### Provided information
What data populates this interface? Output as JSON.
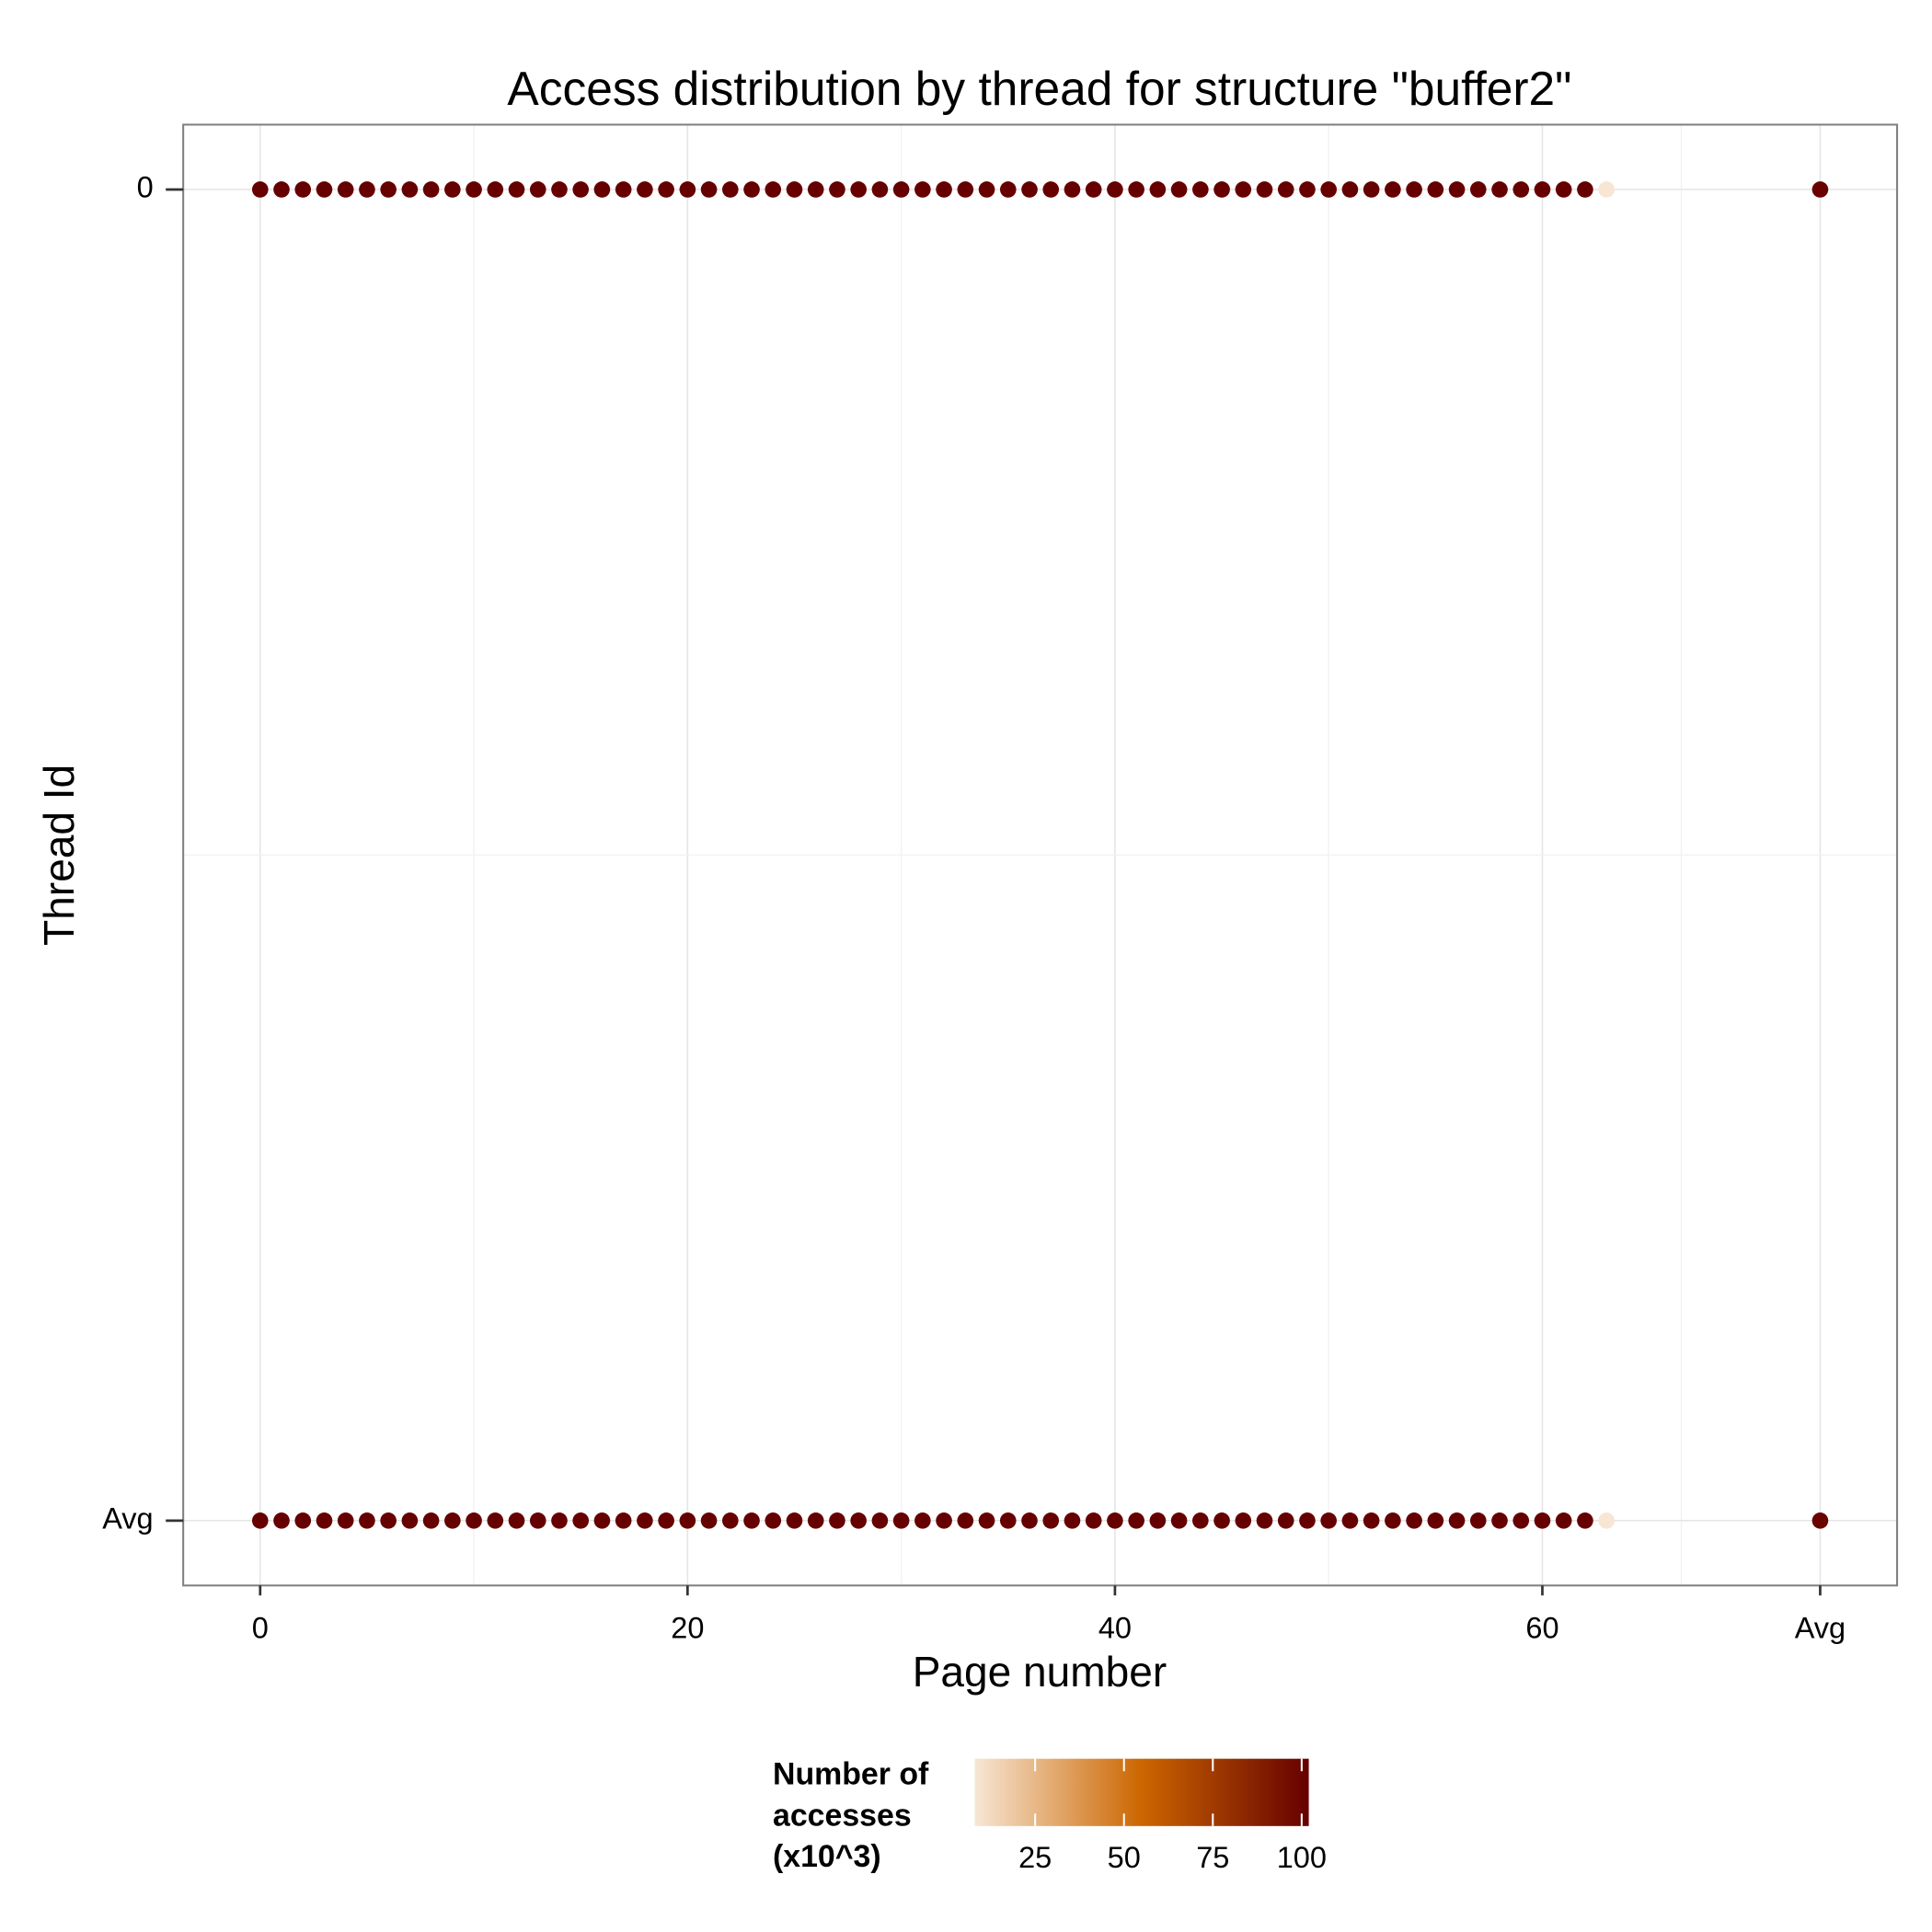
{
  "chart_data": {
    "type": "scatter",
    "title": "Access distribution by thread for structure \"buffer2\"",
    "x_label": "Page number",
    "y_label": "Thread Id",
    "x": [
      0,
      1,
      2,
      3,
      4,
      5,
      6,
      7,
      8,
      9,
      10,
      11,
      12,
      13,
      14,
      15,
      16,
      17,
      18,
      19,
      20,
      21,
      22,
      23,
      24,
      25,
      26,
      27,
      28,
      29,
      30,
      31,
      32,
      33,
      34,
      35,
      36,
      37,
      38,
      39,
      40,
      41,
      42,
      43,
      44,
      45,
      46,
      47,
      48,
      49,
      50,
      51,
      52,
      53,
      54,
      55,
      56,
      57,
      58,
      59,
      60,
      61,
      62,
      63,
      73
    ],
    "xlim": [
      -3.6,
      76.6
    ],
    "xticks": [
      0,
      20,
      40,
      60,
      {
        "value": 73,
        "label": "Avg"
      }
    ],
    "y_categories": [
      "0",
      "Avg"
    ],
    "rows": [
      {
        "values": [
          102,
          102,
          102,
          102,
          102,
          102,
          102,
          102,
          102,
          102,
          102,
          102,
          102,
          102,
          102,
          102,
          102,
          102,
          102,
          102,
          102,
          102,
          102,
          102,
          102,
          102,
          102,
          102,
          102,
          102,
          102,
          102,
          102,
          102,
          102,
          102,
          102,
          102,
          102,
          102,
          102,
          102,
          102,
          102,
          102,
          102,
          102,
          102,
          102,
          102,
          102,
          102,
          102,
          102,
          102,
          102,
          102,
          102,
          102,
          102,
          102,
          102,
          102,
          8,
          100.5
        ]
      },
      {
        "values": [
          102,
          102,
          102,
          102,
          102,
          102,
          102,
          102,
          102,
          102,
          102,
          102,
          102,
          102,
          102,
          102,
          102,
          102,
          102,
          102,
          102,
          102,
          102,
          102,
          102,
          102,
          102,
          102,
          102,
          102,
          102,
          102,
          102,
          102,
          102,
          102,
          102,
          102,
          102,
          102,
          102,
          102,
          102,
          102,
          102,
          102,
          102,
          102,
          102,
          102,
          102,
          102,
          102,
          102,
          102,
          102,
          102,
          102,
          102,
          102,
          102,
          102,
          102,
          8,
          100.5
        ]
      }
    ],
    "color_scale": {
      "title": [
        "Number of",
        "accesses",
        "(x10^3)"
      ],
      "limits": [
        8,
        102
      ],
      "ticks": [
        25,
        50,
        75,
        100
      ],
      "colors": [
        "#f7e6d4",
        "#cc6600",
        "#660000"
      ]
    },
    "grid": true
  }
}
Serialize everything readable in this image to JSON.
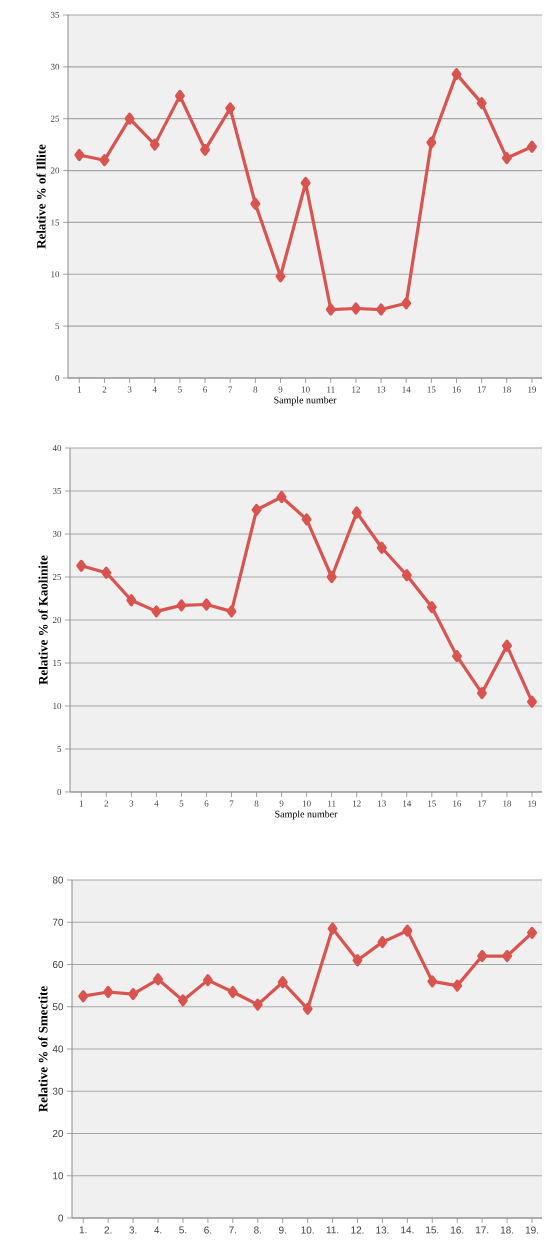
{
  "chart_data": [
    {
      "type": "line",
      "ylabel": "Relative % of Illite",
      "xlabel": "Sample number",
      "categories": [
        "1",
        "2",
        "3",
        "4",
        "5",
        "6",
        "7",
        "8",
        "9",
        "10",
        "11",
        "12",
        "13",
        "14",
        "15",
        "16",
        "17",
        "18",
        "19"
      ],
      "values": [
        21.5,
        21,
        25,
        22.5,
        27.2,
        22,
        26,
        16.8,
        9.8,
        18.8,
        6.6,
        6.7,
        6.6,
        7.2,
        22.7,
        29.3,
        26.5,
        21.2,
        22.3
      ],
      "color": "#d9534f",
      "ylim": [
        0,
        35
      ],
      "yticks": [
        0,
        5,
        10,
        15,
        20,
        25,
        30,
        35
      ],
      "grid": "y",
      "marker": "diamond",
      "line_style": "solid"
    },
    {
      "type": "line",
      "ylabel": "Relative % of Kaolinite",
      "xlabel": "Sample number",
      "categories": [
        "1",
        "2",
        "3",
        "4",
        "5",
        "6",
        "7",
        "8",
        "9",
        "10",
        "11",
        "12",
        "13",
        "14",
        "15",
        "16",
        "17",
        "18",
        "19"
      ],
      "values": [
        26.3,
        25.5,
        22.3,
        21,
        21.7,
        21.8,
        21,
        32.8,
        34.3,
        31.7,
        25,
        32.5,
        28.4,
        25.2,
        21.5,
        15.8,
        11.5,
        17,
        10.5
      ],
      "color": "#d9534f",
      "ylim": [
        0,
        40
      ],
      "yticks": [
        0,
        5,
        10,
        15,
        20,
        25,
        30,
        35,
        40
      ],
      "grid": "y",
      "marker": "diamond",
      "line_style": "solid"
    },
    {
      "type": "line",
      "ylabel": "Relative % of **Smectite**",
      "categories": [
        "1.",
        "2.",
        "3.",
        "4.",
        "5.",
        "6.",
        "7.",
        "8.",
        "9.",
        "10.",
        "11.",
        "12.",
        "13.",
        "14.",
        "15.",
        "16.",
        "17.",
        "18.",
        "19."
      ],
      "values": [
        52.5,
        53.5,
        53,
        56.5,
        51.5,
        56.3,
        53.5,
        50.5,
        55.8,
        49.5,
        68.5,
        61,
        65.3,
        68,
        56,
        55,
        62,
        62,
        67.5
      ],
      "color": "#d9534f",
      "ylim": [
        0,
        80
      ],
      "yticks": [
        0,
        10,
        20,
        30,
        40,
        50,
        60,
        70,
        80
      ],
      "grid": "y",
      "marker": "diamond",
      "line_style": "solid"
    }
  ]
}
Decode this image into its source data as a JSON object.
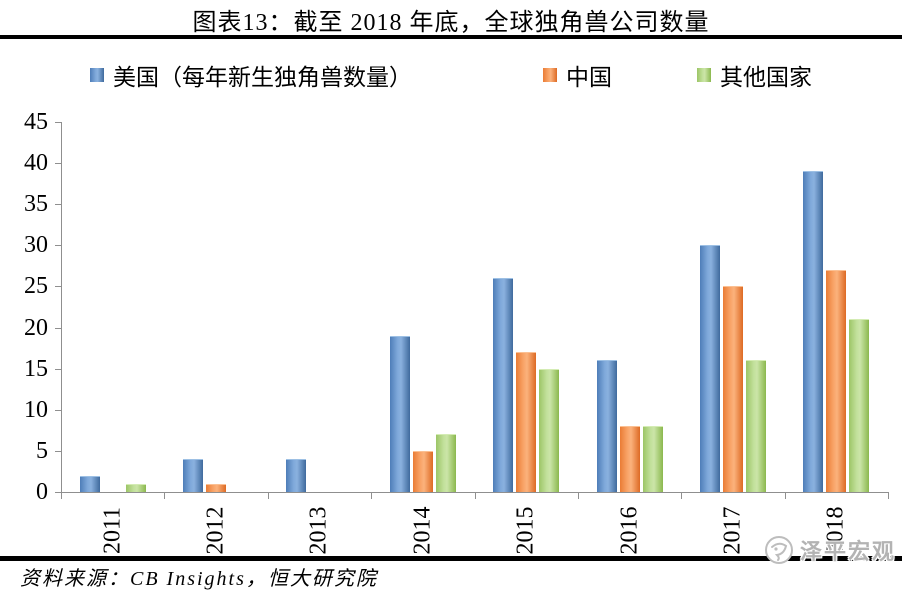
{
  "title": "图表13：截至 2018 年底，全球独角兽公司数量",
  "source_note": "资料来源：CB Insights，恒大研究院",
  "watermark": "泽平宏观",
  "colors": {
    "us_blue": "#4f81bd",
    "china_orange": "#f79646",
    "other_green": "#9bbb59",
    "axis_gray": "#8f8f8f",
    "watermark_gray": "#b3b3b3"
  },
  "chart_data": {
    "type": "bar",
    "title": "图表13：截至 2018 年底，全球独角兽公司数量",
    "categories": [
      "2011",
      "2012",
      "2013",
      "2014",
      "2015",
      "2016",
      "2017",
      "2018"
    ],
    "series": [
      {
        "name": "美国（每年新生独角兽数量）",
        "key": "us",
        "color": "#4f81bd",
        "values": [
          2,
          4,
          4,
          19,
          26,
          16,
          30,
          39
        ]
      },
      {
        "name": "中国",
        "key": "china",
        "color": "#f79646",
        "values": [
          0,
          1,
          0,
          5,
          17,
          8,
          25,
          27
        ]
      },
      {
        "name": "其他国家",
        "key": "other",
        "color": "#9bbb59",
        "values": [
          1,
          0,
          0,
          7,
          15,
          8,
          16,
          21
        ]
      }
    ],
    "xlabel": "",
    "ylabel": "",
    "ylim": [
      0,
      45
    ],
    "ytick_step": 5,
    "yticks": [
      "0",
      "5",
      "10",
      "15",
      "20",
      "25",
      "30",
      "35",
      "40",
      "45"
    ],
    "grid": false,
    "legend_position": "top",
    "x_tick_label_rotation": -90
  }
}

### Objective
Pictures don't belong in the copy. Transcribe every record exactly as it appears.

### Answer
What data populates this interface? Output as JSON.
{
  "chart_data": {
    "type": "scatter",
    "title": "Access distribution by thread for structure \"buffer2\"",
    "x_label": "Page number",
    "y_label": "Thread Id",
    "x": [
      0,
      1,
      2,
      3,
      4,
      5,
      6,
      7,
      8,
      9,
      10,
      11,
      12,
      13,
      14,
      15,
      16,
      17,
      18,
      19,
      20,
      21,
      22,
      23,
      24,
      25,
      26,
      27,
      28,
      29,
      30,
      31,
      32,
      33,
      34,
      35,
      36,
      37,
      38,
      39,
      40,
      41,
      42,
      43,
      44,
      45,
      46,
      47,
      48,
      49,
      50,
      51,
      52,
      53,
      54,
      55,
      56,
      57,
      58,
      59,
      60,
      61,
      62,
      63,
      73
    ],
    "xlim": [
      -3.6,
      76.6
    ],
    "xticks": [
      0,
      20,
      40,
      60,
      {
        "value": 73,
        "label": "Avg"
      }
    ],
    "y_categories": [
      "0",
      "Avg"
    ],
    "rows": [
      {
        "values": [
          102,
          102,
          102,
          102,
          102,
          102,
          102,
          102,
          102,
          102,
          102,
          102,
          102,
          102,
          102,
          102,
          102,
          102,
          102,
          102,
          102,
          102,
          102,
          102,
          102,
          102,
          102,
          102,
          102,
          102,
          102,
          102,
          102,
          102,
          102,
          102,
          102,
          102,
          102,
          102,
          102,
          102,
          102,
          102,
          102,
          102,
          102,
          102,
          102,
          102,
          102,
          102,
          102,
          102,
          102,
          102,
          102,
          102,
          102,
          102,
          102,
          102,
          102,
          8,
          100.5
        ]
      },
      {
        "values": [
          102,
          102,
          102,
          102,
          102,
          102,
          102,
          102,
          102,
          102,
          102,
          102,
          102,
          102,
          102,
          102,
          102,
          102,
          102,
          102,
          102,
          102,
          102,
          102,
          102,
          102,
          102,
          102,
          102,
          102,
          102,
          102,
          102,
          102,
          102,
          102,
          102,
          102,
          102,
          102,
          102,
          102,
          102,
          102,
          102,
          102,
          102,
          102,
          102,
          102,
          102,
          102,
          102,
          102,
          102,
          102,
          102,
          102,
          102,
          102,
          102,
          102,
          102,
          8,
          100.5
        ]
      }
    ],
    "color_scale": {
      "title": [
        "Number of",
        "accesses",
        "(x10^3)"
      ],
      "limits": [
        8,
        102
      ],
      "ticks": [
        25,
        50,
        75,
        100
      ],
      "colors": [
        "#f7e6d4",
        "#cc6600",
        "#660000"
      ]
    },
    "grid": true
  }
}
Serialize everything readable in this image to JSON.
{
  "chart_data": [
    {
      "type": "line",
      "ylabel": "Relative % of Illite",
      "xlabel": "Sample number",
      "categories": [
        "1",
        "2",
        "3",
        "4",
        "5",
        "6",
        "7",
        "8",
        "9",
        "10",
        "11",
        "12",
        "13",
        "14",
        "15",
        "16",
        "17",
        "18",
        "19"
      ],
      "values": [
        21.5,
        21,
        25,
        22.5,
        27.2,
        22,
        26,
        16.8,
        9.8,
        18.8,
        6.6,
        6.7,
        6.6,
        7.2,
        22.7,
        29.3,
        26.5,
        21.2,
        22.3
      ],
      "color": "#d9534f",
      "ylim": [
        0,
        35
      ],
      "yticks": [
        0,
        5,
        10,
        15,
        20,
        25,
        30,
        35
      ],
      "grid": "y",
      "marker": "diamond",
      "line_style": "solid"
    },
    {
      "type": "line",
      "ylabel": "Relative % of Kaolinite",
      "xlabel": "Sample number",
      "categories": [
        "1",
        "2",
        "3",
        "4",
        "5",
        "6",
        "7",
        "8",
        "9",
        "10",
        "11",
        "12",
        "13",
        "14",
        "15",
        "16",
        "17",
        "18",
        "19"
      ],
      "values": [
        26.3,
        25.5,
        22.3,
        21,
        21.7,
        21.8,
        21,
        32.8,
        34.3,
        31.7,
        25,
        32.5,
        28.4,
        25.2,
        21.5,
        15.8,
        11.5,
        17,
        10.5
      ],
      "color": "#d9534f",
      "ylim": [
        0,
        40
      ],
      "yticks": [
        0,
        5,
        10,
        15,
        20,
        25,
        30,
        35,
        40
      ],
      "grid": "y",
      "marker": "diamond",
      "line_style": "solid"
    },
    {
      "type": "line",
      "ylabel": "Relative % of **Smectite**",
      "categories": [
        "1.",
        "2.",
        "3.",
        "4.",
        "5.",
        "6.",
        "7.",
        "8.",
        "9.",
        "10.",
        "11.",
        "12.",
        "13.",
        "14.",
        "15.",
        "16.",
        "17.",
        "18.",
        "19."
      ],
      "values": [
        52.5,
        53.5,
        53,
        56.5,
        51.5,
        56.3,
        53.5,
        50.5,
        55.8,
        49.5,
        68.5,
        61,
        65.3,
        68,
        56,
        55,
        62,
        62,
        67.5
      ],
      "color": "#d9534f",
      "ylim": [
        0,
        80
      ],
      "yticks": [
        0,
        10,
        20,
        30,
        40,
        50,
        60,
        70,
        80
      ],
      "grid": "y",
      "marker": "diamond",
      "line_style": "solid"
    }
  ]
}
Decode this image into its source data as a JSON object.
{
  "title": "图表13：截至 2018 年底，全球独角兽公司数量",
  "source_note": "资料来源：CB Insights，恒大研究院",
  "watermark": "泽平宏观",
  "colors": {
    "us_blue": "#4f81bd",
    "china_orange": "#f79646",
    "other_green": "#9bbb59",
    "axis_gray": "#8f8f8f",
    "watermark_gray": "#b3b3b3"
  },
  "chart_data": {
    "type": "bar",
    "title": "图表13：截至 2018 年底，全球独角兽公司数量",
    "categories": [
      "2011",
      "2012",
      "2013",
      "2014",
      "2015",
      "2016",
      "2017",
      "2018"
    ],
    "series": [
      {
        "name": "美国（每年新生独角兽数量）",
        "key": "us",
        "color": "#4f81bd",
        "values": [
          2,
          4,
          4,
          19,
          26,
          16,
          30,
          39
        ]
      },
      {
        "name": "中国",
        "key": "china",
        "color": "#f79646",
        "values": [
          0,
          1,
          0,
          5,
          17,
          8,
          25,
          27
        ]
      },
      {
        "name": "其他国家",
        "key": "other",
        "color": "#9bbb59",
        "values": [
          1,
          0,
          0,
          7,
          15,
          8,
          16,
          21
        ]
      }
    ],
    "xlabel": "",
    "ylabel": "",
    "ylim": [
      0,
      45
    ],
    "ytick_step": 5,
    "yticks": [
      "0",
      "5",
      "10",
      "15",
      "20",
      "25",
      "30",
      "35",
      "40",
      "45"
    ],
    "grid": false,
    "legend_position": "top",
    "x_tick_label_rotation": -90
  }
}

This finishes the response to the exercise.